Given exercise: Extract all of the data and reproduce it precisely.

***

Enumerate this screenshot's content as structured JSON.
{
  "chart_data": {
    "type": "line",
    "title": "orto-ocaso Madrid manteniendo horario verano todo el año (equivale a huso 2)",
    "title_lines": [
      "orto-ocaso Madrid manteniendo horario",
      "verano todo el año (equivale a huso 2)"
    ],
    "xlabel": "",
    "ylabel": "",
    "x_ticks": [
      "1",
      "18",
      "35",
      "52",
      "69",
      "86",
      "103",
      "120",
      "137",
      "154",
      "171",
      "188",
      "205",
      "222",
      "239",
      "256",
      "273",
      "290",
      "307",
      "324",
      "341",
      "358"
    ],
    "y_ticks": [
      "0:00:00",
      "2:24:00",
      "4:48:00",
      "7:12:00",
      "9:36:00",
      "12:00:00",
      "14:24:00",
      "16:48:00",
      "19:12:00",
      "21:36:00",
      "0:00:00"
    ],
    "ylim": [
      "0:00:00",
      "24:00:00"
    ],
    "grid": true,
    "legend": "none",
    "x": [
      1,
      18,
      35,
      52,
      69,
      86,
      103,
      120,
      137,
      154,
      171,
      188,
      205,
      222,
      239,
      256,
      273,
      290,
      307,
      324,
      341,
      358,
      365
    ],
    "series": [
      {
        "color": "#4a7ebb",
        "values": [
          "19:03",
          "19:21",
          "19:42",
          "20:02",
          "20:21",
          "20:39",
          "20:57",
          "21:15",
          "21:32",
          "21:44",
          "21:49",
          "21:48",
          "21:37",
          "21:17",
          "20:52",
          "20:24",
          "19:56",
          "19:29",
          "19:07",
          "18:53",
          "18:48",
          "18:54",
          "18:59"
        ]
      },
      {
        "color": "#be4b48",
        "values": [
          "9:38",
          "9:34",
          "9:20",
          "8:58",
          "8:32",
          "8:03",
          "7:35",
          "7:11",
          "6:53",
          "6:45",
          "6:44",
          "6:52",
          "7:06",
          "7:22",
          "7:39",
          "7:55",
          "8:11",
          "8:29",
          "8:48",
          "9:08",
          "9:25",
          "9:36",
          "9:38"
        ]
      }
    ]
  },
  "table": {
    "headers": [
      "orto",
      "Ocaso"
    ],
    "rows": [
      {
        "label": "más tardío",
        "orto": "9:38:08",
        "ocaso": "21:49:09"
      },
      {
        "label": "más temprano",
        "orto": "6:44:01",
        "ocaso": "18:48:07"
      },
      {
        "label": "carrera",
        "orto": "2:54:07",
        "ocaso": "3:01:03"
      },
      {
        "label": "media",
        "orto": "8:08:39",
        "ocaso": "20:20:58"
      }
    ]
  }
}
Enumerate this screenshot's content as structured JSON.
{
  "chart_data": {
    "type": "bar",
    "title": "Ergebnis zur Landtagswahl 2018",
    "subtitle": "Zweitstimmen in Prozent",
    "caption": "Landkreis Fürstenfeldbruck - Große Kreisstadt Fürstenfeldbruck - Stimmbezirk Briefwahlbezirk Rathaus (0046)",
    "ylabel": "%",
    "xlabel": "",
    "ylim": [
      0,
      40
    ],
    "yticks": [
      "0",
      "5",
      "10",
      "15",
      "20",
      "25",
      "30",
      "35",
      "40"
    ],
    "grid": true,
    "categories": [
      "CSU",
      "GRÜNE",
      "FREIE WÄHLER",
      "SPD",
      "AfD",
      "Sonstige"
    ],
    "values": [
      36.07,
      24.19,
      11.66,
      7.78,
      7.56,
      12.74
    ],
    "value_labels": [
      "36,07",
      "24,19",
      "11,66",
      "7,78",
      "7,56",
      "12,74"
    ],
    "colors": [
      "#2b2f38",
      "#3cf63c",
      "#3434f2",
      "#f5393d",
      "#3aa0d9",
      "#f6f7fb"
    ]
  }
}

***

The response:
Enumerate this screenshot's content as structured JSON.
{
  "chart_data": {
    "type": "line",
    "title": "orto-ocaso Madrid manteniendo horario verano todo el año (equivale a huso 2)",
    "title_lines": [
      "orto-ocaso Madrid manteniendo horario",
      "verano todo el año (equivale a huso 2)"
    ],
    "xlabel": "",
    "ylabel": "",
    "x_ticks": [
      "1",
      "18",
      "35",
      "52",
      "69",
      "86",
      "103",
      "120",
      "137",
      "154",
      "171",
      "188",
      "205",
      "222",
      "239",
      "256",
      "273",
      "290",
      "307",
      "324",
      "341",
      "358"
    ],
    "y_ticks": [
      "0:00:00",
      "2:24:00",
      "4:48:00",
      "7:12:00",
      "9:36:00",
      "12:00:00",
      "14:24:00",
      "16:48:00",
      "19:12:00",
      "21:36:00",
      "0:00:00"
    ],
    "ylim": [
      "0:00:00",
      "24:00:00"
    ],
    "grid": true,
    "legend": "none",
    "x": [
      1,
      18,
      35,
      52,
      69,
      86,
      103,
      120,
      137,
      154,
      171,
      188,
      205,
      222,
      239,
      256,
      273,
      290,
      307,
      324,
      341,
      358,
      365
    ],
    "series": [
      {
        "color": "#4a7ebb",
        "values": [
          "19:03",
          "19:21",
          "19:42",
          "20:02",
          "20:21",
          "20:39",
          "20:57",
          "21:15",
          "21:32",
          "21:44",
          "21:49",
          "21:48",
          "21:37",
          "21:17",
          "20:52",
          "20:24",
          "19:56",
          "19:29",
          "19:07",
          "18:53",
          "18:48",
          "18:54",
          "18:59"
        ]
      },
      {
        "color": "#be4b48",
        "values": [
          "9:38",
          "9:34",
          "9:20",
          "8:58",
          "8:32",
          "8:03",
          "7:35",
          "7:11",
          "6:53",
          "6:45",
          "6:44",
          "6:52",
          "7:06",
          "7:22",
          "7:39",
          "7:55",
          "8:11",
          "8:29",
          "8:48",
          "9:08",
          "9:25",
          "9:36",
          "9:38"
        ]
      }
    ]
  },
  "table": {
    "headers": [
      "orto",
      "Ocaso"
    ],
    "rows": [
      {
        "label": "más tardío",
        "orto": "9:38:08",
        "ocaso": "21:49:09"
      },
      {
        "label": "más temprano",
        "orto": "6:44:01",
        "ocaso": "18:48:07"
      },
      {
        "label": "carrera",
        "orto": "2:54:07",
        "ocaso": "3:01:03"
      },
      {
        "label": "media",
        "orto": "8:08:39",
        "ocaso": "20:20:58"
      }
    ]
  }
}
Enumerate this screenshot's content as structured JSON.
{
  "chart_data": {
    "type": "bar",
    "title": "Ergebnis zur Landtagswahl 2018",
    "subtitle": "Zweitstimmen in Prozent",
    "caption": "Landkreis Fürstenfeldbruck - Große Kreisstadt Fürstenfeldbruck - Stimmbezirk Briefwahlbezirk Rathaus (0046)",
    "ylabel": "%",
    "xlabel": "",
    "ylim": [
      0,
      40
    ],
    "yticks": [
      "0",
      "5",
      "10",
      "15",
      "20",
      "25",
      "30",
      "35",
      "40"
    ],
    "grid": true,
    "categories": [
      "CSU",
      "GRÜNE",
      "FREIE WÄHLER",
      "SPD",
      "AfD",
      "Sonstige"
    ],
    "values": [
      36.07,
      24.19,
      11.66,
      7.78,
      7.56,
      12.74
    ],
    "value_labels": [
      "36,07",
      "24,19",
      "11,66",
      "7,78",
      "7,56",
      "12,74"
    ],
    "colors": [
      "#2b2f38",
      "#3cf63c",
      "#3434f2",
      "#f5393d",
      "#3aa0d9",
      "#f6f7fb"
    ]
  }
}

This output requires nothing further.